[begin Dataset]

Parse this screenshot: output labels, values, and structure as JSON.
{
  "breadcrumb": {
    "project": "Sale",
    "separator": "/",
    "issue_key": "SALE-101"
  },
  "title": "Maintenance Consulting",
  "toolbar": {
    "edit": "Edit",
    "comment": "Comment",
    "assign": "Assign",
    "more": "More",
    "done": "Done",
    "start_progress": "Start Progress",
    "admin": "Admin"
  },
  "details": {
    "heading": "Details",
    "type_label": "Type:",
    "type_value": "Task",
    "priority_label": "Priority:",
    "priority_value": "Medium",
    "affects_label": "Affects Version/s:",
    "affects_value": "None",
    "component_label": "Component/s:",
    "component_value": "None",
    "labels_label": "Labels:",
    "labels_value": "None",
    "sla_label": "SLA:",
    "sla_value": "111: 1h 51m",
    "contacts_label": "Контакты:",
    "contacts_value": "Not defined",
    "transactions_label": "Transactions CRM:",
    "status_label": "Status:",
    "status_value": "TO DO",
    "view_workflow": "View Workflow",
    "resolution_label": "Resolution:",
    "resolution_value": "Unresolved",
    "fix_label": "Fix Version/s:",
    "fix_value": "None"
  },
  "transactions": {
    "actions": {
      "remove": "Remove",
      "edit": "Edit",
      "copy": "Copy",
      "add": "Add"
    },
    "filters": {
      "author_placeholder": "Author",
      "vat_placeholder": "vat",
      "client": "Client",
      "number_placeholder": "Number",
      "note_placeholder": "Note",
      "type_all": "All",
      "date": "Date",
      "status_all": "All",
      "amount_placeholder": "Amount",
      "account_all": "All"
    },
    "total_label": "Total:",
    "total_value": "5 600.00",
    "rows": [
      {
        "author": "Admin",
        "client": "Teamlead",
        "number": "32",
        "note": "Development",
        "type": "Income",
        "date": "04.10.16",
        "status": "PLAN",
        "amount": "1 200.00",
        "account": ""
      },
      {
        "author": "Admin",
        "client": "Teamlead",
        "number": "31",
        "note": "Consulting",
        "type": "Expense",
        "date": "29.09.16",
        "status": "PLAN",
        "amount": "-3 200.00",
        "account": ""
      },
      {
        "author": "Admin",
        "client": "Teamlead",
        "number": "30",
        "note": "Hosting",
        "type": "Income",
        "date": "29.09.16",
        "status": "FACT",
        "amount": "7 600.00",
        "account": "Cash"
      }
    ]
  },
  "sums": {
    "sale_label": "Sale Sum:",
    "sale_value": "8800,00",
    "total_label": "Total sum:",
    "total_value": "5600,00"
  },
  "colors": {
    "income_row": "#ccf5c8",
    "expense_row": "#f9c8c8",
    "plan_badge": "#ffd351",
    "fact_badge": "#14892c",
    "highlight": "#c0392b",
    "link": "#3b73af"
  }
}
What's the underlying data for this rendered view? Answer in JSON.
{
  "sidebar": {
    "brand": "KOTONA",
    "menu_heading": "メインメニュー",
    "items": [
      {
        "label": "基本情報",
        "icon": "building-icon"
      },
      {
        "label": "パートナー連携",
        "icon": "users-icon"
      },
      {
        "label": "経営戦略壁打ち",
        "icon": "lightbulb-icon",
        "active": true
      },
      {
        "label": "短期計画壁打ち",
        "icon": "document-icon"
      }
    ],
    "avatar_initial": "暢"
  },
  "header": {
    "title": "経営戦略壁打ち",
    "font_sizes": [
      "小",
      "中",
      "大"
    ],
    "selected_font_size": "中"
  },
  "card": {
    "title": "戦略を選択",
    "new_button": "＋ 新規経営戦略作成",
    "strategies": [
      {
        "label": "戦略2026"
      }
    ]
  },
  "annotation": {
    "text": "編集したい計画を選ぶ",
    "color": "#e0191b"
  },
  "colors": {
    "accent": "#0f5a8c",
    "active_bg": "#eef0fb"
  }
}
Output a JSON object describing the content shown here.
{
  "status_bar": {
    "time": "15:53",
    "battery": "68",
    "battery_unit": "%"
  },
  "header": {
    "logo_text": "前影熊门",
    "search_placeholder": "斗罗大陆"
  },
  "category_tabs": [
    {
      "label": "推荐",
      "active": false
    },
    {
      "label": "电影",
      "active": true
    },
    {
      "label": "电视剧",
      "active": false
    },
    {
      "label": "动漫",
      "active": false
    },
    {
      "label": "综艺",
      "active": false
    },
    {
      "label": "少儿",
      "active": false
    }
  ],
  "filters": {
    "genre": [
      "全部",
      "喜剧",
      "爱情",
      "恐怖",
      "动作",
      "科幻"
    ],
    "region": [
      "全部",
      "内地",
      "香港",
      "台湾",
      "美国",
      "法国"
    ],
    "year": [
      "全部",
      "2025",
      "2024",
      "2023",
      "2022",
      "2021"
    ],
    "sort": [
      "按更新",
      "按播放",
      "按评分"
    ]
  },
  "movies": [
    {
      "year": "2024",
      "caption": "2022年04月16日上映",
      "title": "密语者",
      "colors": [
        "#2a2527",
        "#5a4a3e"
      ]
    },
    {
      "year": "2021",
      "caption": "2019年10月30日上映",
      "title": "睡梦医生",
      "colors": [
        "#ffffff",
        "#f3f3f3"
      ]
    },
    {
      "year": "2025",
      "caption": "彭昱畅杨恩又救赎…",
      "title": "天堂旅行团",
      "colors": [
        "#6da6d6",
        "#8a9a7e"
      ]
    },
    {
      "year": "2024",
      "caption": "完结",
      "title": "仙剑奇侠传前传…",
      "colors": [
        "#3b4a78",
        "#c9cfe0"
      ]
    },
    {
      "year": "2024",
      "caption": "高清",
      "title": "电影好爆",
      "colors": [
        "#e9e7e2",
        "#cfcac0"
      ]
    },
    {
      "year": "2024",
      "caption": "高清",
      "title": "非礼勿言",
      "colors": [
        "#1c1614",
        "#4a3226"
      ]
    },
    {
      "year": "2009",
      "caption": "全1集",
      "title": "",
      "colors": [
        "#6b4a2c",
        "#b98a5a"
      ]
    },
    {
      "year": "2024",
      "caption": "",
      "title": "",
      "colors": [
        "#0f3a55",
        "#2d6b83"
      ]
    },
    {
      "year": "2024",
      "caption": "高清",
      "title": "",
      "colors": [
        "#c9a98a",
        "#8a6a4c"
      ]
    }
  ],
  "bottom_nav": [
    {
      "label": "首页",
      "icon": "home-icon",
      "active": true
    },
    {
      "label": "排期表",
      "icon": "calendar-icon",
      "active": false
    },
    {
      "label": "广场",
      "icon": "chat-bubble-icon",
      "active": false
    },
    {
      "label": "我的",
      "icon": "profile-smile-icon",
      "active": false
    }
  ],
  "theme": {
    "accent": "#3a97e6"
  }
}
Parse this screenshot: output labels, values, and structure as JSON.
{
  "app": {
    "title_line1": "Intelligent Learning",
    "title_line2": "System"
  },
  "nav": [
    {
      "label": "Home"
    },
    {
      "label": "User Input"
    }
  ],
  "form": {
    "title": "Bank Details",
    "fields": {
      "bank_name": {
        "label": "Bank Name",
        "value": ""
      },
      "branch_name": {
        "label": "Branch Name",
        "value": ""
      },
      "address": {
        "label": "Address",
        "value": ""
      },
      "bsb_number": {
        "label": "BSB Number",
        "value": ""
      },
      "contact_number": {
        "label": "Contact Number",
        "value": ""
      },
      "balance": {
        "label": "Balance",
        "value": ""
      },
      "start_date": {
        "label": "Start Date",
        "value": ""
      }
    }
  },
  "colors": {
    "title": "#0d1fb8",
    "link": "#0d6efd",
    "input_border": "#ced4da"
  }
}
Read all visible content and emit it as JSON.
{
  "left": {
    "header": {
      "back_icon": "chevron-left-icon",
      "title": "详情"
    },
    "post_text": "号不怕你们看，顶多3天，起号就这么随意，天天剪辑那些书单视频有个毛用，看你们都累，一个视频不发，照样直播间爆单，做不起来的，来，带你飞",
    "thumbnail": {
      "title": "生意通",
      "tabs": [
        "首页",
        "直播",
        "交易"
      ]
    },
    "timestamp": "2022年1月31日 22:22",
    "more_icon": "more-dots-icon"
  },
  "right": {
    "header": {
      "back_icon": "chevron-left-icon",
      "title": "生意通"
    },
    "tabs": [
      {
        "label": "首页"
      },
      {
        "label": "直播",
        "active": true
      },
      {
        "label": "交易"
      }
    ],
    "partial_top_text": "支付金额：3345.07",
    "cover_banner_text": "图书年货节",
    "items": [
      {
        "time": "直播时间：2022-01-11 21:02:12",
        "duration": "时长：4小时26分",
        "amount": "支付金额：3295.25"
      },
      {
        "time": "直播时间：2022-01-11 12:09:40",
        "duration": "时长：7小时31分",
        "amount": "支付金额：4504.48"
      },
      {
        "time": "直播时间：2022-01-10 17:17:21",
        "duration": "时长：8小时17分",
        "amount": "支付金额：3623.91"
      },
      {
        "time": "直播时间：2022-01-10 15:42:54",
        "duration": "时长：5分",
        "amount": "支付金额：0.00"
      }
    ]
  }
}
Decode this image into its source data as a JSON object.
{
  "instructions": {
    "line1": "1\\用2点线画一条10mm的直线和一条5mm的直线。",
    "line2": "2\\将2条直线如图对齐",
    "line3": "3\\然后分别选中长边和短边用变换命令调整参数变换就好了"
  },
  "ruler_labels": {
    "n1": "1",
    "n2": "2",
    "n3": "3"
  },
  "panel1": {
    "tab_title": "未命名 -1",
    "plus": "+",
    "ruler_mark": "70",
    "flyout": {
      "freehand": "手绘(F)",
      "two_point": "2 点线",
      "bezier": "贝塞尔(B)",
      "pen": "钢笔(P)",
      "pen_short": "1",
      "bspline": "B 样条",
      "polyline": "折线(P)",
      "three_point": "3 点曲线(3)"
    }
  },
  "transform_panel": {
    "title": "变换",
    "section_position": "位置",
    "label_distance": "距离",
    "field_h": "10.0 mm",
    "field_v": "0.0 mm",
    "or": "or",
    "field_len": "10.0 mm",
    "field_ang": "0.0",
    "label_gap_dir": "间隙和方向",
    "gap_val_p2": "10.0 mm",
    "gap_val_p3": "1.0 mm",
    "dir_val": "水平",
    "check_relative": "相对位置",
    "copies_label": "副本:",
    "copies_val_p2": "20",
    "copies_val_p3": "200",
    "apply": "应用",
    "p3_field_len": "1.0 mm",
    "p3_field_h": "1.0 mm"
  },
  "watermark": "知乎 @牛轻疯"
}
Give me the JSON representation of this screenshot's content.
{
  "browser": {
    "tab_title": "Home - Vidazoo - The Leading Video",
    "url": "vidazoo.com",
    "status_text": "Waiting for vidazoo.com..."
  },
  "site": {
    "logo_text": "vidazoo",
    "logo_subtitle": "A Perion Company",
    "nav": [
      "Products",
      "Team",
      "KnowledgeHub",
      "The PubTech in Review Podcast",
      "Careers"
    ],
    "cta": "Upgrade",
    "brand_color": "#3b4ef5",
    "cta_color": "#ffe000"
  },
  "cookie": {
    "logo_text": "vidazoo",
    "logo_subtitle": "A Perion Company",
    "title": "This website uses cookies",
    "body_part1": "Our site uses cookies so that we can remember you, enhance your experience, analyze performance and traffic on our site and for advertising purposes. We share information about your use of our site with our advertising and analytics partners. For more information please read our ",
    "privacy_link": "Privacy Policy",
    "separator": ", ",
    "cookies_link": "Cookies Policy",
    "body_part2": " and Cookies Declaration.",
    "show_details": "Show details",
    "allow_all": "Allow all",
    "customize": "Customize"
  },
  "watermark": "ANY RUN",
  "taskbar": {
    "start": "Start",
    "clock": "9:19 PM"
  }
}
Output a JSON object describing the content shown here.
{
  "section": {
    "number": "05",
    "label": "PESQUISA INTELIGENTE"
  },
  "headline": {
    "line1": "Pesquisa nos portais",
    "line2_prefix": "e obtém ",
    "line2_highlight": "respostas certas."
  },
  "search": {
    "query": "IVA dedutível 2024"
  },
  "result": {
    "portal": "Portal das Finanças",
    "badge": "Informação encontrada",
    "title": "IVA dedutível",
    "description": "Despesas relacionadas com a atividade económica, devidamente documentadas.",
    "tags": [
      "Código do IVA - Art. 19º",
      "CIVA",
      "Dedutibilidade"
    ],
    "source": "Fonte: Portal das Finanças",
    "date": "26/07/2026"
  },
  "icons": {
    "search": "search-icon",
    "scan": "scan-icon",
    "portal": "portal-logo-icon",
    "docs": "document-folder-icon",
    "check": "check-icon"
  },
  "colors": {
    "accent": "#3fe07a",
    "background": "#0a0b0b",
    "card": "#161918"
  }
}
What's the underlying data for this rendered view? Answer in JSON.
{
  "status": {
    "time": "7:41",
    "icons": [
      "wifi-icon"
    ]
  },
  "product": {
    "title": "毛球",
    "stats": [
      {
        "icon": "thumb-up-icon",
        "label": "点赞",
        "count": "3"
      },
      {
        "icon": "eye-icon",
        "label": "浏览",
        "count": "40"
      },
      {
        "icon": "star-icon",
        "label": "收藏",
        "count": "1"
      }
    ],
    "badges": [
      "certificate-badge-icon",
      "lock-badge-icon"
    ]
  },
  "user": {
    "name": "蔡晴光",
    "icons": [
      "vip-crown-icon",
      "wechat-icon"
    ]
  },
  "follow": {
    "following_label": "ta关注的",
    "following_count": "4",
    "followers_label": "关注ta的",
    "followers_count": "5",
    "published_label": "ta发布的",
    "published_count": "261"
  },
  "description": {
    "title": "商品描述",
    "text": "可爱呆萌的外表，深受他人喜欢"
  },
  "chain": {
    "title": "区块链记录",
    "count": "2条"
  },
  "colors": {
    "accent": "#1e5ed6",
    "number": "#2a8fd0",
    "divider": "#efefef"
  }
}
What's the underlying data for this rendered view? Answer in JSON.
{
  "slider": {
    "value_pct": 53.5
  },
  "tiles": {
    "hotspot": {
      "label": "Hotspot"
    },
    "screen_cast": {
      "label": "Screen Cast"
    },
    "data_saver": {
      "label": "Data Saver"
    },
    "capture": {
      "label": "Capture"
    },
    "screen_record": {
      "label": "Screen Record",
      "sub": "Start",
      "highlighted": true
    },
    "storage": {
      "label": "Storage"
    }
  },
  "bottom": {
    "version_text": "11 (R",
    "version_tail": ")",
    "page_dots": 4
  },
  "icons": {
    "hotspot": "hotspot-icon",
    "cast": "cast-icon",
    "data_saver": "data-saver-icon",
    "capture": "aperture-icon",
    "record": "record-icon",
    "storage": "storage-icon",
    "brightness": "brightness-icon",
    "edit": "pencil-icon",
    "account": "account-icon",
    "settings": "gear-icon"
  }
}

[end Dataset]

▸ Task goal: Report how many lines of the listing above include the word "Consulting". Say nothing but the number.

▸ Result: 2